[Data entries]

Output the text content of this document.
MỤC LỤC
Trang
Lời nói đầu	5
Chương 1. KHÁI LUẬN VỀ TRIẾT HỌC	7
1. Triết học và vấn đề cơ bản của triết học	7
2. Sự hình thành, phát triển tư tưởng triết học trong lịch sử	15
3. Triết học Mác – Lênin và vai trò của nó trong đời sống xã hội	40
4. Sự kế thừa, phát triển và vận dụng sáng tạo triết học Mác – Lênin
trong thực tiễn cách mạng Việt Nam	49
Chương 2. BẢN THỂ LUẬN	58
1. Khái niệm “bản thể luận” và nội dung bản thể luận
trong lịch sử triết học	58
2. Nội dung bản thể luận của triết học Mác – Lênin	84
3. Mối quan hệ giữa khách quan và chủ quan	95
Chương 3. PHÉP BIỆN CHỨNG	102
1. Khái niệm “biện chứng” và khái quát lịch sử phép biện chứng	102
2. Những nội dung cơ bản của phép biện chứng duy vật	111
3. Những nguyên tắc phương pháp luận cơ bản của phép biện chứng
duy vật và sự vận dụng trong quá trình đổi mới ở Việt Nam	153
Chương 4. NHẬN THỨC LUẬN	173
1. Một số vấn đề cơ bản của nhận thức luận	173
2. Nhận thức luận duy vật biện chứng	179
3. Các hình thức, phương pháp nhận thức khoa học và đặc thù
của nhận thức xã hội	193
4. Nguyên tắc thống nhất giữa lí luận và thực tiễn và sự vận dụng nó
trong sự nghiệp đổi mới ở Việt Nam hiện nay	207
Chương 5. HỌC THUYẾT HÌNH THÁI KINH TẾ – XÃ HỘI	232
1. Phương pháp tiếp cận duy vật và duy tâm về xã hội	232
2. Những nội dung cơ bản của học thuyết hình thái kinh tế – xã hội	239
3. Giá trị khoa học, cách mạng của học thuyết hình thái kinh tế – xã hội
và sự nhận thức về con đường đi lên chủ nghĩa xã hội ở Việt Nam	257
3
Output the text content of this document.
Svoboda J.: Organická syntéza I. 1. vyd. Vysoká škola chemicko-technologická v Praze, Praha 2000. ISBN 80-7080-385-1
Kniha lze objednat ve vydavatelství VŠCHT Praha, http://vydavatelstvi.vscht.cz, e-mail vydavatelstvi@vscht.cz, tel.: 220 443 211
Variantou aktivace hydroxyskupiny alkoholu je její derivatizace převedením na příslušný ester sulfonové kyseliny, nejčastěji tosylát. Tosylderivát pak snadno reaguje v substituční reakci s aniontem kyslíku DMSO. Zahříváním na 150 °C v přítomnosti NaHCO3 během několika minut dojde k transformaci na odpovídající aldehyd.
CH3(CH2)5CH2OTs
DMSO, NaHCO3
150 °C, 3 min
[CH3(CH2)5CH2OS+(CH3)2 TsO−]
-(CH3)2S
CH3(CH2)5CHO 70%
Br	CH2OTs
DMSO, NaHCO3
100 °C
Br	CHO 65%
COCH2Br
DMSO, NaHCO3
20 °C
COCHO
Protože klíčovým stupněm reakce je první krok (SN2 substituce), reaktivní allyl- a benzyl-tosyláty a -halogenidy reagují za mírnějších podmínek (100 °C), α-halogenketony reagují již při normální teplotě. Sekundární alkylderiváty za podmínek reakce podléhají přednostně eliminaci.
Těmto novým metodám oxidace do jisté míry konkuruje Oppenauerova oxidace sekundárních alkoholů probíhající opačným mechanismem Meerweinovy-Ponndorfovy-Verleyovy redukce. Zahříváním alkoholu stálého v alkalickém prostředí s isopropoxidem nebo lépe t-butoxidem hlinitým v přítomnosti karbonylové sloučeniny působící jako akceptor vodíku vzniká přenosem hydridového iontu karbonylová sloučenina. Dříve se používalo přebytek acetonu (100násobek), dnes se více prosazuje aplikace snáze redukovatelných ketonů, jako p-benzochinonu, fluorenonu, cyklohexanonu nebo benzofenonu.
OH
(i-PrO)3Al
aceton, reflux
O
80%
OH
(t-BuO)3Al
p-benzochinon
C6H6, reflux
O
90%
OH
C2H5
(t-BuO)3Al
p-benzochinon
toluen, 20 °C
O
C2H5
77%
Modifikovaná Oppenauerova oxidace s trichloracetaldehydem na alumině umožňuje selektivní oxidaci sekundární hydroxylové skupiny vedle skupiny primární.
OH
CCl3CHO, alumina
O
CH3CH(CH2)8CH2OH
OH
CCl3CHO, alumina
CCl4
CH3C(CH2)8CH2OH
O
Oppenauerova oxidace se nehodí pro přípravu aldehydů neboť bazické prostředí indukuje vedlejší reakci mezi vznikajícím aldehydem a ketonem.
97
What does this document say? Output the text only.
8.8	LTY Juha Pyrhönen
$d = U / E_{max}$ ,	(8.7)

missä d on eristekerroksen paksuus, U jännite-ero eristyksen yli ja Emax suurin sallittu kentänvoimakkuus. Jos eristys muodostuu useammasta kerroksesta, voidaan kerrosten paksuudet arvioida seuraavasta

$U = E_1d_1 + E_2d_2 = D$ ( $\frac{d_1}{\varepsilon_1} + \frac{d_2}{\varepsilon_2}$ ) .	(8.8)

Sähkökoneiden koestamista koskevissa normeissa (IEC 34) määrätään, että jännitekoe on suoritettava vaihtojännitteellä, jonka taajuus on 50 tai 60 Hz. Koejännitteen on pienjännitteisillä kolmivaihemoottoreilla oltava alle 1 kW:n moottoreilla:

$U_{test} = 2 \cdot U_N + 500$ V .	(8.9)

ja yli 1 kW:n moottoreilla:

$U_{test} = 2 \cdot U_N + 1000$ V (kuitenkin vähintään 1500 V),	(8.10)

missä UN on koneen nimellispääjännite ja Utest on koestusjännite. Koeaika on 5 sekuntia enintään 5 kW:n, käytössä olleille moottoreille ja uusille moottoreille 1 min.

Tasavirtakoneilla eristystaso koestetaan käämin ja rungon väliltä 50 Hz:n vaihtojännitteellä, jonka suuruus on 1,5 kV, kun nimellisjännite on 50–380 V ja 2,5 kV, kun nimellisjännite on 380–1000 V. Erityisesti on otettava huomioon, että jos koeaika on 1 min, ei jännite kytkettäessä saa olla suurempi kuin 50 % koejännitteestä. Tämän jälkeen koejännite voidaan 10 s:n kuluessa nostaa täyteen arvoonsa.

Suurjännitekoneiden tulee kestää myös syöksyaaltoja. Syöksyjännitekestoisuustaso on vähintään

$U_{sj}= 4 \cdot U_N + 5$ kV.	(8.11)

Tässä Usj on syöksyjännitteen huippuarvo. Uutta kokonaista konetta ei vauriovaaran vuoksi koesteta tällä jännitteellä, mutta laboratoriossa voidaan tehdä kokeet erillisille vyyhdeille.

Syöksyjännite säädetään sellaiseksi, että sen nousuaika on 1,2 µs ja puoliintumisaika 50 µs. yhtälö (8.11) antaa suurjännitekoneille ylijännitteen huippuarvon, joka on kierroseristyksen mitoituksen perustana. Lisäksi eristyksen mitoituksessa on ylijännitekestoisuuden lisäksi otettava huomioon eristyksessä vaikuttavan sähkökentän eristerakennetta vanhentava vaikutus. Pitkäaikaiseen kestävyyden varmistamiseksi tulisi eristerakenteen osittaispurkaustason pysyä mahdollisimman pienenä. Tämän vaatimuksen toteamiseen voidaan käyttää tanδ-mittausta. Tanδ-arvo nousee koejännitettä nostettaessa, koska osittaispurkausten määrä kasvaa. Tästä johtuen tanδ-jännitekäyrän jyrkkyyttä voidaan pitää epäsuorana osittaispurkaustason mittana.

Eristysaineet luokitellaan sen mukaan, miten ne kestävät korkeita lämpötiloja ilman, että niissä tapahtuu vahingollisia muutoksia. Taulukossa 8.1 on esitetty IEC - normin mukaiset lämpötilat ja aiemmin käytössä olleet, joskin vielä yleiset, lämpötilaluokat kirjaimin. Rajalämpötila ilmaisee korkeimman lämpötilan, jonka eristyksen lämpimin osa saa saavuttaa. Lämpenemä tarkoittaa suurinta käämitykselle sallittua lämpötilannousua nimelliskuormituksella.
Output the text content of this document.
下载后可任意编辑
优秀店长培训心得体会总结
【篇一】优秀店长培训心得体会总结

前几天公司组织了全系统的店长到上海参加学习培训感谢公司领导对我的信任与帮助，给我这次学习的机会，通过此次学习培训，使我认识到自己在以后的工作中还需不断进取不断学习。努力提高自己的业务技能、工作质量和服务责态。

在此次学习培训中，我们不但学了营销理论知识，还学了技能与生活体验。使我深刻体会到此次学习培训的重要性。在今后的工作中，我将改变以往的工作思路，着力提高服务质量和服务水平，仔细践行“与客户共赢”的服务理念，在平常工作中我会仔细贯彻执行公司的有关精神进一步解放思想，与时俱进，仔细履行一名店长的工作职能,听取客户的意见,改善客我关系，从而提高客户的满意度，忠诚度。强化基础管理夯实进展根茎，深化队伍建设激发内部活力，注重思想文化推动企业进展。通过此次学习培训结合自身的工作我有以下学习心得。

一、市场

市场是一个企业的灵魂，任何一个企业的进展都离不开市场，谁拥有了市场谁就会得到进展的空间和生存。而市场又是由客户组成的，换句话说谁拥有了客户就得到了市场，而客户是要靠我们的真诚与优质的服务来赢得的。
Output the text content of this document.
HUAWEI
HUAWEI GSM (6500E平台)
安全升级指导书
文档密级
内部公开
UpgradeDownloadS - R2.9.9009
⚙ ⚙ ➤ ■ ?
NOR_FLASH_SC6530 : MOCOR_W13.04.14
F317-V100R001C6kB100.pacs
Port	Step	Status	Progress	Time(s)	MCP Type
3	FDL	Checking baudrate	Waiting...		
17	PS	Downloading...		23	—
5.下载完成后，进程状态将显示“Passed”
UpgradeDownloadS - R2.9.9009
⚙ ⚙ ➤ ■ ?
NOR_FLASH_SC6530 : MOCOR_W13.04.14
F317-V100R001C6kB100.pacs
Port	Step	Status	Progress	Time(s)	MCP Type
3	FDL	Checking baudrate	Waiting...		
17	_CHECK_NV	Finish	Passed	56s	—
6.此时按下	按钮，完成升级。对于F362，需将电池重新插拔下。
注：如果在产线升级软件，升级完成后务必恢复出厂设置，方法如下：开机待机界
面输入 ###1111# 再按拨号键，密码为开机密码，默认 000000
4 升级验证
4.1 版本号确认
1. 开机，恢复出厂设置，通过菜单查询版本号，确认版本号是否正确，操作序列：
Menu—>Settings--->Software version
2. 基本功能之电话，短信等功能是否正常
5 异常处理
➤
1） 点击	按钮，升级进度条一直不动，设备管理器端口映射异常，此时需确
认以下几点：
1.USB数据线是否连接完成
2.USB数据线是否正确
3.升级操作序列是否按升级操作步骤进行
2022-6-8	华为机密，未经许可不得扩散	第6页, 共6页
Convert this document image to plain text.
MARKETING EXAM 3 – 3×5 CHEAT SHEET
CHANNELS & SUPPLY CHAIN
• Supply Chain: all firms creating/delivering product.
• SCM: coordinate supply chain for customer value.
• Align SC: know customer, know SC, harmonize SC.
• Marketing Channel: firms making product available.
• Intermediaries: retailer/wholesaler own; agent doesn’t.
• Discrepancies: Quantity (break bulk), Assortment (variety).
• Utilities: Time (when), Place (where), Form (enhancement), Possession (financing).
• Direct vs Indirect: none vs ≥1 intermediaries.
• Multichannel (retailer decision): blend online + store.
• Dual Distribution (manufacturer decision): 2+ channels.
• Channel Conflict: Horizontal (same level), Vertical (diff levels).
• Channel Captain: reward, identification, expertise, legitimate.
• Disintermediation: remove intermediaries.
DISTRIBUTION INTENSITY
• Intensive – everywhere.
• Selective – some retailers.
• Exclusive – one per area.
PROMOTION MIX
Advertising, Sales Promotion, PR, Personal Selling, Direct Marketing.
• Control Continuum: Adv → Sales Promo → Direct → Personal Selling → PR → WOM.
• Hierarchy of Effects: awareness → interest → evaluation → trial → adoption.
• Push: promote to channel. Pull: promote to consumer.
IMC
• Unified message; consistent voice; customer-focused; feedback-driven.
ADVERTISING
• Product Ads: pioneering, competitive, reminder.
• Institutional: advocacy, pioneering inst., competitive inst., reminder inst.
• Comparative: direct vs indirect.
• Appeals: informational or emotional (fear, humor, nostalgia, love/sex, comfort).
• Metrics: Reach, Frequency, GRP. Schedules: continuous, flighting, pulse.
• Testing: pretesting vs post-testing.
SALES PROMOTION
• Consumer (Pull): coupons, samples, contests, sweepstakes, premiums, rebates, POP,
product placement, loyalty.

## Work to do
Of the lines in the material, how many include "Praha"? Respond with the number alone.

## Written reply
2